= QUOTED PASSAGE =
## begin

Caveat in last commit #12

ipod825 · 2018-04-15T06:44:34Z

99c4cbe#diff-40d9c2c37e955447b1175a32afab171fL353
This is not an unnecessary detach.
As it is used in
log_pi = Normal(mu, self.std).log_prob(l_t)
which is then used in
loss_reinforce = torch.sum(-log_pi*adjusted_reward, dim=1)
which means when minimizing reinforce loss, you are altering your location network through both mu and l_t (and yes, log_pi is differentiable w.r.t both mu and l_t). However, l_t is just mu+noise and we only want the gradient to flow through mu.

The text was updated successfully, but these errors were encountered:

kevinzakka · 2018-04-15T08:52:40Z

Won't l_t.detach() stop the gradients for l_t and hence for mu? I mean, we'll still have gradient for mu from log_pi but there's a contribution from l_t as well.

This is my understanding:

We want the weights of the location network to be trained using REINFORCE. Now the hidden state vector h_t (detached because we do not want to train the weights of the RNN with REINFORCE) is fed through the fully-connected layer of the location net to produce the mean mu. Then using the reparametrization trick, we sample a location vector l_t from a Gaussian parametrized by mu.

Doing the above, we've made it possible to backpropagate through l_t and hence back to mu which means we can train the weights of the location network.

ipod825 · 2018-04-15T09:18:33Z

mu and l_t are two separate Variable (though highly correlated). l_t.detach() does not stop you from calculating d loss_reinforce / d mu. For example, consider the following math:

x = 1
y = x + 1
z = x * y

Both dz/dx and dz/dy are well defined. Even if you "detach" y, you can still calculate dz/dx

ipod825 · 2018-04-15T09:26:39Z

Oh. I think you know what I meant.
I'll think more and reply again.

ipod825 · 2018-04-15T10:02:18Z

I think we shouldn't flow the information through l_t.
Intuitively, for loss_reinforce to decrease, we want log_pi to increase.
To have log_pi to increase, we want mu and l_t to be closer.
Assume mu < l_t, gradient flow then tries to increase mu and decrease l_t
simultaneously. However, decreasing l_t essentially decreasing mu as l_t = mu + noise.
If you try to deriving the formula for the gradients, one should be the negative of the other
as the kernel of Gaussian is (l_t-mu)^2, so they should cancel with each other.

kevinzakka · 2018-04-15T10:15:01Z

@ipod825 I need to think about it some more. Empirically, I haven't seen a performance difference between the 2. I still reach ~1.3-1.4% error in about 30 epochs of training.

What's bugging me right now is that I learned about the reparametrization trick this weekend, which essentially makes it possible to backprop through a sampled variable. So right now, I'm confused as to why we even need REINFORCE to train our network. We could just use the reparametrization trick like in VAEs to make the whole process differentiable and directly optimize for the weights of the location network.

## end

= DIRECTIONS FOR THIS TASK =
Copy the passage of the thread about detaching l_t between "I think we shouldn't" and "to be closer.", inclusive. None of the lines that come next are needed.

= DATA SECTION =
## begin

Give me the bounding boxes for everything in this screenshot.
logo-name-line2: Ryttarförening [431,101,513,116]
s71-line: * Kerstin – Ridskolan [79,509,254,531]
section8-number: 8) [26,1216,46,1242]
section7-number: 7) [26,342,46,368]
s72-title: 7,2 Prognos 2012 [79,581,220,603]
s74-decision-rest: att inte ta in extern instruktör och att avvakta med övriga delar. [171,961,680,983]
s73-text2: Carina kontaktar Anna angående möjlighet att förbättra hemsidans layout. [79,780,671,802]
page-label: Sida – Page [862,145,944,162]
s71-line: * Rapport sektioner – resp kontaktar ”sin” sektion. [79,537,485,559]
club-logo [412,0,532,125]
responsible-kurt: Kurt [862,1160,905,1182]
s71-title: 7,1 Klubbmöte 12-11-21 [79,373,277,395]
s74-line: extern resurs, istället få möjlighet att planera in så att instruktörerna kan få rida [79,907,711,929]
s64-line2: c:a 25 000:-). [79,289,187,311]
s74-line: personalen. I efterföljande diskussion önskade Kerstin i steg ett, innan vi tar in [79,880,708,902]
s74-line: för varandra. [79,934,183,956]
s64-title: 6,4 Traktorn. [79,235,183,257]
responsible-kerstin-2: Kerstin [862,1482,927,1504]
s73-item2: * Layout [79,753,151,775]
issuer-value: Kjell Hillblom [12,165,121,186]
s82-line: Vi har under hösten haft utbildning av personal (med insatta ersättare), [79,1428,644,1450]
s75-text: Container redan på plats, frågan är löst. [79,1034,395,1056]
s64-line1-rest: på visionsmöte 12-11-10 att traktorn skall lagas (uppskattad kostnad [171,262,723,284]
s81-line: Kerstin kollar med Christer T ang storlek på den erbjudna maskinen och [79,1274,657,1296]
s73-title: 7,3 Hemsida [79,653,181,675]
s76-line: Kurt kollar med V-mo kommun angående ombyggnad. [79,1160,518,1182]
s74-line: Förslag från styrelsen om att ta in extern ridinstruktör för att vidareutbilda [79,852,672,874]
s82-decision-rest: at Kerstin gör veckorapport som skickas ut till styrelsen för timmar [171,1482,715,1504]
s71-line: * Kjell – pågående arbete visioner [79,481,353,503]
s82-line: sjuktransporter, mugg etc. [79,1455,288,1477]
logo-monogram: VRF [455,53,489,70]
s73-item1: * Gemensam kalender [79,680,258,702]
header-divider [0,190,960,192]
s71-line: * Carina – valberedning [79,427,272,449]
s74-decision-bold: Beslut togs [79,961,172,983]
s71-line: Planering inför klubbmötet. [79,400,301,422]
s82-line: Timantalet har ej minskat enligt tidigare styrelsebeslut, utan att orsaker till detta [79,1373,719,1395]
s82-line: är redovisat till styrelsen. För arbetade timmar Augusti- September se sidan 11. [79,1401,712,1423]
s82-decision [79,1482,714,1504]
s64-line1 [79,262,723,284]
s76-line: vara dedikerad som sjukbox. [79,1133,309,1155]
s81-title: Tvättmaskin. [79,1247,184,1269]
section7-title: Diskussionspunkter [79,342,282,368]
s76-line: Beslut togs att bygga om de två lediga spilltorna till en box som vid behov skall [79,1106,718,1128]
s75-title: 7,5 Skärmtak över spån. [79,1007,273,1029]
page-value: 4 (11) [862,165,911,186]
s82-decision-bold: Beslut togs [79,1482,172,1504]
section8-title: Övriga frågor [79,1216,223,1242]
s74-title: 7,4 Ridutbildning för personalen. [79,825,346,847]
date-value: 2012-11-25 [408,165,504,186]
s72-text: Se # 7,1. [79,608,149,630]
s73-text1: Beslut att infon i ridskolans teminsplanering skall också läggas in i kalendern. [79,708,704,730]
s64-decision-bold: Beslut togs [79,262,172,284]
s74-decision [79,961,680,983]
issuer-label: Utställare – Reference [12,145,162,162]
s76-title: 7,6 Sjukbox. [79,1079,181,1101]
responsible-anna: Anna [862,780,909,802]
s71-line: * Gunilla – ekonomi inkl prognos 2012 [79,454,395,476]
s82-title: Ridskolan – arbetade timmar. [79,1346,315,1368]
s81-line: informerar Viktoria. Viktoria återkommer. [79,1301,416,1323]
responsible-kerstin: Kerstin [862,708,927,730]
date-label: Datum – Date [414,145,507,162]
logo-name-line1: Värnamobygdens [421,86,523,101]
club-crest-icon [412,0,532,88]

## end

= TASK RESPONSE =
I think we shouldn't flow the information through l_t.
Intuitively, for loss_reinforce to decrease, we want log_pi to increase.
To have log_pi to increase, we want mu and l_t to be closer.